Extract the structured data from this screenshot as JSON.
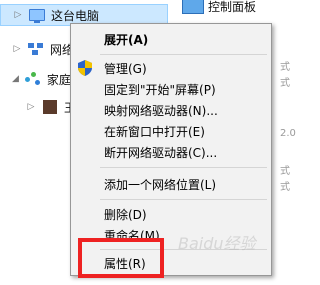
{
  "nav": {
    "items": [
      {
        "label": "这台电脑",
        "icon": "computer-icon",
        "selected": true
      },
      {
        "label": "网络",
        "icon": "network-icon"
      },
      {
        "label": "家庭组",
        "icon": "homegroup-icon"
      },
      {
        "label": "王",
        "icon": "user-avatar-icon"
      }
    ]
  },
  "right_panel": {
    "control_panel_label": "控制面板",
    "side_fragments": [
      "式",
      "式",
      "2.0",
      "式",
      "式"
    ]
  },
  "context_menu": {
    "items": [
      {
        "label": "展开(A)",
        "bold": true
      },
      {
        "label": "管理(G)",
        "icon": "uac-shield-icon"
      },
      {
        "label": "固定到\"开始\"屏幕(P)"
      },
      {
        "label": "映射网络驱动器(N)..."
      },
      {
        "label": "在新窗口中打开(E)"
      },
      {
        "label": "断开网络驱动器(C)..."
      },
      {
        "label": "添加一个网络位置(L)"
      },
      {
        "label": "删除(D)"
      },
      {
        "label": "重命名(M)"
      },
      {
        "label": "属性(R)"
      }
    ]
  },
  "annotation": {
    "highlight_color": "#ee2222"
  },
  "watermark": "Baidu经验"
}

—————

WHAT YOU WILL DO: Copy every record above exactly as written, but leave out the pictures.

TASK OUTPUT:
Extract the structured data from this screenshot as JSON.
{
  "nav": {
    "items": [
      {
        "label": "这台电脑",
        "icon": "computer-icon",
        "selected": true
      },
      {
        "label": "网络",
        "icon": "network-icon"
      },
      {
        "label": "家庭组",
        "icon": "homegroup-icon"
      },
      {
        "label": "王",
        "icon": "user-avatar-icon"
      }
    ]
  },
  "right_panel": {
    "control_panel_label": "控制面板",
    "side_fragments": [
      "式",
      "式",
      "2.0",
      "式",
      "式"
    ]
  },
  "context_menu": {
    "items": [
      {
        "label": "展开(A)",
        "bold": true
      },
      {
        "label": "管理(G)",
        "icon": "uac-shield-icon"
      },
      {
        "label": "固定到\"开始\"屏幕(P)"
      },
      {
        "label": "映射网络驱动器(N)..."
      },
      {
        "label": "在新窗口中打开(E)"
      },
      {
        "label": "断开网络驱动器(C)..."
      },
      {
        "label": "添加一个网络位置(L)"
      },
      {
        "label": "删除(D)"
      },
      {
        "label": "重命名(M)"
      },
      {
        "label": "属性(R)"
      }
    ]
  },
  "annotation": {
    "highlight_color": "#ee2222"
  },
  "watermark": "Baidu经验"
}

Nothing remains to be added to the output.